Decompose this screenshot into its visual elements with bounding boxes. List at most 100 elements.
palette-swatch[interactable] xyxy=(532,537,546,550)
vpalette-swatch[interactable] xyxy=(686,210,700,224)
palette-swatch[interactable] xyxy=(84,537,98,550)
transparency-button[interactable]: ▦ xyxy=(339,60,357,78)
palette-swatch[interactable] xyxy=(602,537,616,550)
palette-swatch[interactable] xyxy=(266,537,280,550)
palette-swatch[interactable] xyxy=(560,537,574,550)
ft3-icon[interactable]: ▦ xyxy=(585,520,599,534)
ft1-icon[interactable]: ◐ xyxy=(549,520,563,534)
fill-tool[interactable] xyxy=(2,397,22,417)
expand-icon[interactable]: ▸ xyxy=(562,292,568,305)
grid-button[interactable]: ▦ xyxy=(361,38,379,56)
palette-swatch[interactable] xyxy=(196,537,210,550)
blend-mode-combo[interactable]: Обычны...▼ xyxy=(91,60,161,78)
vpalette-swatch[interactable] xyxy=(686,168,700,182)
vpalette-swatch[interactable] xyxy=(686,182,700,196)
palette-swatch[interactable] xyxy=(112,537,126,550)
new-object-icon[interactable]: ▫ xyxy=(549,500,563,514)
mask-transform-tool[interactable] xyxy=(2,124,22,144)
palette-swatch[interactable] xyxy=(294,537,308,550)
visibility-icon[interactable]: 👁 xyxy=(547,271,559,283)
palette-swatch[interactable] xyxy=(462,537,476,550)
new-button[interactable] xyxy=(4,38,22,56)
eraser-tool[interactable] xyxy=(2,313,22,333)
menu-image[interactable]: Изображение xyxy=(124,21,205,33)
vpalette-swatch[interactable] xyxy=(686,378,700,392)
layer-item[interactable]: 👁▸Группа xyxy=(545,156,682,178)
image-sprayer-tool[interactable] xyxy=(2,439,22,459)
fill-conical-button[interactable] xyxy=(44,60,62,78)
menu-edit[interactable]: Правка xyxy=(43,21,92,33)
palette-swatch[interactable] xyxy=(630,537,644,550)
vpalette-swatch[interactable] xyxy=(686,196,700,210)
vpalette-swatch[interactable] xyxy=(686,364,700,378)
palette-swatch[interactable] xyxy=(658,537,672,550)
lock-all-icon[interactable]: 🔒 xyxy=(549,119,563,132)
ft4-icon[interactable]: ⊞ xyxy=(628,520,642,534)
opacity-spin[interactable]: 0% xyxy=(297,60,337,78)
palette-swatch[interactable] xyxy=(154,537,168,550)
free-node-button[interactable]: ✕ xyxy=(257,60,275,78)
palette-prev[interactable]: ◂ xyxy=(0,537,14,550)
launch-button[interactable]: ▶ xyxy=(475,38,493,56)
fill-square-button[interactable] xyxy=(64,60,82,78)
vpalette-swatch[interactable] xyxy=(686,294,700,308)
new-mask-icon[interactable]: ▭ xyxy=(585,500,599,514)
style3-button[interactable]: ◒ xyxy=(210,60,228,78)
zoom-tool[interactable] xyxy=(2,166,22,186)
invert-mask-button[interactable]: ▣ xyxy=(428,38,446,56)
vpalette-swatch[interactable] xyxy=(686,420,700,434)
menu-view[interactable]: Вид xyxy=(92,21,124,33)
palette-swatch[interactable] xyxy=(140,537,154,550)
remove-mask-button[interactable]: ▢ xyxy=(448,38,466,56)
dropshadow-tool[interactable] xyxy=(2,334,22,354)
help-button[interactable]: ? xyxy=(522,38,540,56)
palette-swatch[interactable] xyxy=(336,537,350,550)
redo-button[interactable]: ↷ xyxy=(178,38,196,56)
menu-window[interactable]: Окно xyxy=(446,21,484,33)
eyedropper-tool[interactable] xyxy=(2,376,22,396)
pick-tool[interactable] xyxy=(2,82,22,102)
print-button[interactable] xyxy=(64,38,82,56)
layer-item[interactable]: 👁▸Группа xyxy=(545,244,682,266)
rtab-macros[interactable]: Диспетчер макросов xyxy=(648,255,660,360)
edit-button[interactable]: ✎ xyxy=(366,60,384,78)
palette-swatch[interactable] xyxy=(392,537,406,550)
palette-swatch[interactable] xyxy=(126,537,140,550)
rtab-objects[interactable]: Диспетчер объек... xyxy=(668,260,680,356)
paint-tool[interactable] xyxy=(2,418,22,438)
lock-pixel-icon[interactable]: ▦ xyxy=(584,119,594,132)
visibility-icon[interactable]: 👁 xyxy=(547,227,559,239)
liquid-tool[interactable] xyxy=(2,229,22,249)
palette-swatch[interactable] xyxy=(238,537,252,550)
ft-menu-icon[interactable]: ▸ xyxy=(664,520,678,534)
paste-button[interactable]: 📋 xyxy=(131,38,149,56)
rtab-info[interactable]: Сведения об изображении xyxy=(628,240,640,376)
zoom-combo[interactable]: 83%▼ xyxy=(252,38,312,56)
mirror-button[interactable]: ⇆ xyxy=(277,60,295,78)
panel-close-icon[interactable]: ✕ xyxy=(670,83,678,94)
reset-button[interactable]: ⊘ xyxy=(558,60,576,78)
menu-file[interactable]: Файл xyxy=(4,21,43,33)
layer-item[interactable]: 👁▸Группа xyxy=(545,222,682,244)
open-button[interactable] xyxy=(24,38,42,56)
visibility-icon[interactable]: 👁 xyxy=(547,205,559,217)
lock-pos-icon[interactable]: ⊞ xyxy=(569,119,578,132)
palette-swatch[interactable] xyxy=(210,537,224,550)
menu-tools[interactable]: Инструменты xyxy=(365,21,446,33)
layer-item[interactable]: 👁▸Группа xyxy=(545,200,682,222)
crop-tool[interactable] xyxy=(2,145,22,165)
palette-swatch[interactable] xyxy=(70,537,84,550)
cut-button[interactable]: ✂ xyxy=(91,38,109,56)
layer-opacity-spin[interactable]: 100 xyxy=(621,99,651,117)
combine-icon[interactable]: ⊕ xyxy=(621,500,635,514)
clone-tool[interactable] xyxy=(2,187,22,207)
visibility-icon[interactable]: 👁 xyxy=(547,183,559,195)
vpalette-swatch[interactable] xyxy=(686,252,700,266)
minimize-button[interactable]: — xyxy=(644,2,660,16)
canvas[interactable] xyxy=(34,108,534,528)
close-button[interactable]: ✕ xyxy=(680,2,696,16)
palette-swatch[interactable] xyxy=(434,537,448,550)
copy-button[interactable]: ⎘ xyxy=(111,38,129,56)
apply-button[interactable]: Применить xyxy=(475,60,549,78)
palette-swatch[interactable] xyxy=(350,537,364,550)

· · · · · · ·

* Exercise details
Rewrite the rows above as a numbered list, leaving out any blank lines.

* Answer for the task
1. Decompose this screenshot into its visual elements with bounding boxes. List at most 100 elements.
2. palette-swatch[interactable] xyxy=(532,537,546,550)
3. vpalette-swatch[interactable] xyxy=(686,210,700,224)
4. palette-swatch[interactable] xyxy=(84,537,98,550)
5. transparency-button[interactable]: ▦ xyxy=(339,60,357,78)
6. palette-swatch[interactable] xyxy=(602,537,616,550)
7. palette-swatch[interactable] xyxy=(266,537,280,550)
8. palette-swatch[interactable] xyxy=(560,537,574,550)
9. ft3-icon[interactable]: ▦ xyxy=(585,520,599,534)
10. ft1-icon[interactable]: ◐ xyxy=(549,520,563,534)
11. fill-tool[interactable] xyxy=(2,397,22,417)
12. expand-icon[interactable]: ▸ xyxy=(562,292,568,305)
13. grid-button[interactable]: ▦ xyxy=(361,38,379,56)
14. palette-swatch[interactable] xyxy=(196,537,210,550)
15. blend-mode-combo[interactable]: Обычны...▼ xyxy=(91,60,161,78)
16. vpalette-swatch[interactable] xyxy=(686,168,700,182)
17. vpalette-swatch[interactable] xyxy=(686,182,700,196)
18. palette-swatch[interactable] xyxy=(112,537,126,550)
19. new-object-icon[interactable]: ▫ xyxy=(549,500,563,514)
20. mask-transform-tool[interactable] xyxy=(2,124,22,144)
21. palette-swatch[interactable] xyxy=(294,537,308,550)
22. visibility-icon[interactable]: 👁 xyxy=(547,271,559,283)
23. palette-swatch[interactable] xyxy=(462,537,476,550)
24. new-button[interactable] xyxy=(4,38,22,56)
25. eraser-tool[interactable] xyxy=(2,313,22,333)
26. menu-image[interactable]: Изображение xyxy=(124,21,205,33)
27. vpalette-swatch[interactable] xyxy=(686,378,700,392)
28. layer-item[interactable]: 👁▸Группа xyxy=(545,156,682,178)
29. image-sprayer-tool[interactable] xyxy=(2,439,22,459)
30. fill-conical-button[interactable] xyxy=(44,60,62,78)
31. menu-edit[interactable]: Правка xyxy=(43,21,92,33)
32. palette-swatch[interactable] xyxy=(630,537,644,550)
33. vpalette-swatch[interactable] xyxy=(686,196,700,210)
34. vpalette-swatch[interactable] xyxy=(686,364,700,378)
35. palette-swatch[interactable] xyxy=(658,537,672,550)
36. lock-all-icon[interactable]: 🔒 xyxy=(549,119,563,132)
37. ft4-icon[interactable]: ⊞ xyxy=(628,520,642,534)
38. opacity-spin[interactable]: 0% xyxy=(297,60,337,78)
39. palette-swatch[interactable] xyxy=(154,537,168,550)
40. free-node-button[interactable]: ✕ xyxy=(257,60,275,78)
41. palette-prev[interactable]: ◂ xyxy=(0,537,14,550)
42. launch-button[interactable]: ▶ xyxy=(475,38,493,56)
43. fill-square-button[interactable] xyxy=(64,60,82,78)
44. vpalette-swatch[interactable] xyxy=(686,294,700,308)
45. new-mask-icon[interactable]: ▭ xyxy=(585,500,599,514)
46. style3-button[interactable]: ◒ xyxy=(210,60,228,78)
47. zoom-tool[interactable] xyxy=(2,166,22,186)
48. invert-mask-button[interactable]: ▣ xyxy=(428,38,446,56)
49. vpalette-swatch[interactable] xyxy=(686,420,700,434)
50. menu-view[interactable]: Вид xyxy=(92,21,124,33)
51. palette-swatch[interactable] xyxy=(140,537,154,550)
52. remove-mask-button[interactable]: ▢ xyxy=(448,38,466,56)
53. dropshadow-tool[interactable] xyxy=(2,334,22,354)
54. help-button[interactable]: ? xyxy=(522,38,540,56)
55. palette-swatch[interactable] xyxy=(336,537,350,550)
56. redo-button[interactable]: ↷ xyxy=(178,38,196,56)
57. menu-window[interactable]: Окно xyxy=(446,21,484,33)
58. eyedropper-tool[interactable] xyxy=(2,376,22,396)
59. pick-tool[interactable] xyxy=(2,82,22,102)
60. print-button[interactable] xyxy=(64,38,82,56)
61. layer-item[interactable]: 👁▸Группа xyxy=(545,244,682,266)
62. rtab-macros[interactable]: Диспетчер макросов xyxy=(648,255,660,360)
63. edit-button[interactable]: ✎ xyxy=(366,60,384,78)
64. palette-swatch[interactable] xyxy=(392,537,406,550)
65. palette-swatch[interactable] xyxy=(126,537,140,550)
66. rtab-objects[interactable]: Диспетчер объек... xyxy=(668,260,680,356)
67. paint-tool[interactable] xyxy=(2,418,22,438)
68. lock-pixel-icon[interactable]: ▦ xyxy=(584,119,594,132)
69. visibility-icon[interactable]: 👁 xyxy=(547,227,559,239)
70. liquid-tool[interactable] xyxy=(2,229,22,249)
71. palette-swatch[interactable] xyxy=(238,537,252,550)
72. ft-menu-icon[interactable]: ▸ xyxy=(664,520,678,534)
73. paste-button[interactable]: 📋 xyxy=(131,38,149,56)
74. rtab-info[interactable]: Сведения об изображении xyxy=(628,240,640,376)
75. zoom-combo[interactable]: 83%▼ xyxy=(252,38,312,56)
76. mirror-button[interactable]: ⇆ xyxy=(277,60,295,78)
77. panel-close-icon[interactable]: ✕ xyxy=(670,83,678,94)
78. reset-button[interactable]: ⊘ xyxy=(558,60,576,78)
79. menu-file[interactable]: Файл xyxy=(4,21,43,33)
80. layer-item[interactable]: 👁▸Группа xyxy=(545,222,682,244)
81. open-button[interactable] xyxy=(24,38,42,56)
82. visibility-icon[interactable]: 👁 xyxy=(547,205,559,217)
83. lock-pos-icon[interactable]: ⊞ xyxy=(569,119,578,132)
84. palette-swatch[interactable] xyxy=(210,537,224,550)
85. menu-tools[interactable]: Инструменты xyxy=(365,21,446,33)
86. layer-item[interactable]: 👁▸Группа xyxy=(545,200,682,222)
87. crop-tool[interactable] xyxy=(2,145,22,165)
88. palette-swatch[interactable] xyxy=(70,537,84,550)
89. cut-button[interactable]: ✂ xyxy=(91,38,109,56)
90. layer-opacity-spin[interactable]: 100 xyxy=(621,99,651,117)
91. combine-icon[interactable]: ⊕ xyxy=(621,500,635,514)
92. clone-tool[interactable] xyxy=(2,187,22,207)
93. visibility-icon[interactable]: 👁 xyxy=(547,183,559,195)
94. vpalette-swatch[interactable] xyxy=(686,252,700,266)
95. minimize-button[interactable]: — xyxy=(644,2,660,16)
96. canvas[interactable] xyxy=(34,108,534,528)
97. close-button[interactable]: ✕ xyxy=(680,2,696,16)
98. palette-swatch[interactable] xyxy=(434,537,448,550)
99. copy-button[interactable]: ⎘ xyxy=(111,38,129,56)
100. apply-button[interactable]: Применить xyxy=(475,60,549,78)
101. palette-swatch[interactable] xyxy=(350,537,364,550)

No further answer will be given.